Below is a listing. Gather each line of it that contains "icon".

⁂

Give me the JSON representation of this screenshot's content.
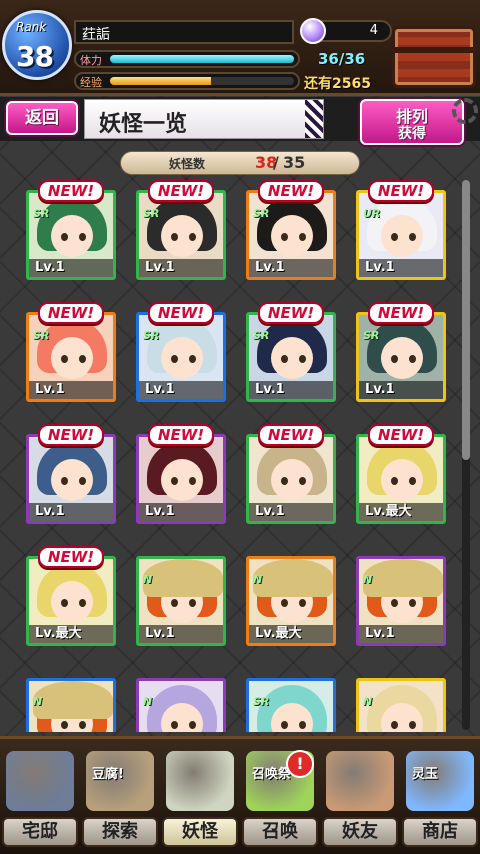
{
  "header": {
    "rank_label": "Rank",
    "rank_value": "38",
    "player_name": "荭詬",
    "stamina_label": "体力",
    "stamina_value": "36/36",
    "stamina_fraction": 1.0,
    "exp_label": "经验",
    "exp_value": "还有2565",
    "exp_fraction": 0.55,
    "gem_count": "4"
  },
  "title_bar": {
    "back_label": "返回",
    "title": "妖怪一览",
    "sort_line1": "排列",
    "sort_line2": "获得"
  },
  "counter": {
    "label": "妖怪数",
    "current": "38",
    "separator": "/",
    "max": "35"
  },
  "cards": [
    {
      "new": "NEW!",
      "rarity": "SR",
      "level": "Lv.1",
      "frame": "#32b54a",
      "bg": "#d9e8c9",
      "hair": "#2e7d4a",
      "hat": false
    },
    {
      "new": "NEW!",
      "rarity": "SR",
      "level": "Lv.1",
      "frame": "#32b54a",
      "bg": "#eadcc4",
      "hair": "#2b2b2b",
      "hat": false
    },
    {
      "new": "NEW!",
      "rarity": "SR",
      "level": "Lv.1",
      "frame": "#f07d14",
      "bg": "#f2e2d2",
      "hair": "#1d1a1a",
      "hat": false
    },
    {
      "new": "NEW!",
      "rarity": "UR",
      "level": "Lv.1",
      "frame": "#f0c414",
      "bg": "#e9eaf5",
      "hair": "#f2f2f7",
      "hat": false
    },
    {
      "new": "NEW!",
      "rarity": "SR",
      "level": "Lv.1",
      "frame": "#f07d14",
      "bg": "#f6d2bd",
      "hair": "#f57a63",
      "hat": false
    },
    {
      "new": "NEW!",
      "rarity": "SR",
      "level": "Lv.1",
      "frame": "#1e6fe0",
      "bg": "#d9e6f2",
      "hair": "#c8dde6",
      "hat": false
    },
    {
      "new": "NEW!",
      "rarity": "SR",
      "level": "Lv.1",
      "frame": "#32b54a",
      "bg": "#c9d6e6",
      "hair": "#1f2a4a",
      "hat": false
    },
    {
      "new": "NEW!",
      "rarity": "SR",
      "level": "Lv.1",
      "frame": "#f0c414",
      "bg": "#9fb2a8",
      "hair": "#2f4d4a",
      "hat": false
    },
    {
      "new": "NEW!",
      "rarity": "",
      "level": "Lv.1",
      "frame": "#8b3bb8",
      "bg": "#d6dbe6",
      "hair": "#3d5d8a",
      "hat": false
    },
    {
      "new": "NEW!",
      "rarity": "",
      "level": "Lv.1",
      "frame": "#8b3bb8",
      "bg": "#e6cccc",
      "hair": "#5a1a22",
      "hat": false
    },
    {
      "new": "NEW!",
      "rarity": "",
      "level": "Lv.1",
      "frame": "#32b54a",
      "bg": "#f0e6d0",
      "hair": "#c7b48a",
      "hat": false
    },
    {
      "new": "NEW!",
      "rarity": "",
      "level": "Lv.最大",
      "frame": "#32b54a",
      "bg": "#f2ecc2",
      "hair": "#e8d66b",
      "hat": false
    },
    {
      "new": "NEW!",
      "rarity": "",
      "level": "Lv.最大",
      "frame": "#32b54a",
      "bg": "#f2ecc2",
      "hair": "#e8d66b",
      "hat": false
    },
    {
      "new": "",
      "rarity": "N",
      "level": "Lv.1",
      "frame": "#32b54a",
      "bg": "#efe2c2",
      "hair": "#e25a1a",
      "hat": true
    },
    {
      "new": "",
      "rarity": "N",
      "level": "Lv.最大",
      "frame": "#f07d14",
      "bg": "#efe2c2",
      "hair": "#e25a1a",
      "hat": true
    },
    {
      "new": "",
      "rarity": "N",
      "level": "Lv.1",
      "frame": "#8b3bb8",
      "bg": "#efe2c2",
      "hair": "#e25a1a",
      "hat": true
    },
    {
      "new": "",
      "rarity": "N",
      "level": "",
      "frame": "#1e6fe0",
      "bg": "#efe2c2",
      "hair": "#e25a1a",
      "hat": true
    },
    {
      "new": "",
      "rarity": "N",
      "level": "",
      "frame": "#8b3bb8",
      "bg": "#e6def0",
      "hair": "#b6a6e0",
      "hat": false
    },
    {
      "new": "",
      "rarity": "SR",
      "level": "",
      "frame": "#1e6fe0",
      "bg": "#d6ece6",
      "hair": "#7fd6cc",
      "hat": false
    },
    {
      "new": "",
      "rarity": "N",
      "level": "",
      "frame": "#f0c414",
      "bg": "#f4e2c8",
      "hair": "#e9d8a0",
      "hat": false
    }
  ],
  "bottom_nav": [
    {
      "label": "宅邸",
      "tag": "",
      "icon": "house-icon",
      "color": "#6d7d9a"
    },
    {
      "label": "探索",
      "tag": "豆腐!",
      "icon": "tofu-icon",
      "color": "#b8a07a"
    },
    {
      "label": "妖怪",
      "tag": "",
      "icon": "scroll-icon",
      "color": "#cfd6c0"
    },
    {
      "label": "召唤",
      "tag": "召唤祭",
      "icon": "summon-icon",
      "color": "#9fd45a"
    },
    {
      "label": "妖友",
      "tag": "",
      "icon": "friend-icon",
      "color": "#c99a74"
    },
    {
      "label": "商店",
      "tag": "灵玉",
      "icon": "orb-icon",
      "color": "#7fb8ff"
    }
  ],
  "alert_badge": "!"
}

⁂

> **EXERCISE SOLUTION**
      "icon": "house-icon",
      "icon": "tofu-icon",
      "icon": "scroll-icon",
      "icon": "summon-icon",
      "icon": "friend-icon",
      "icon": "orb-icon",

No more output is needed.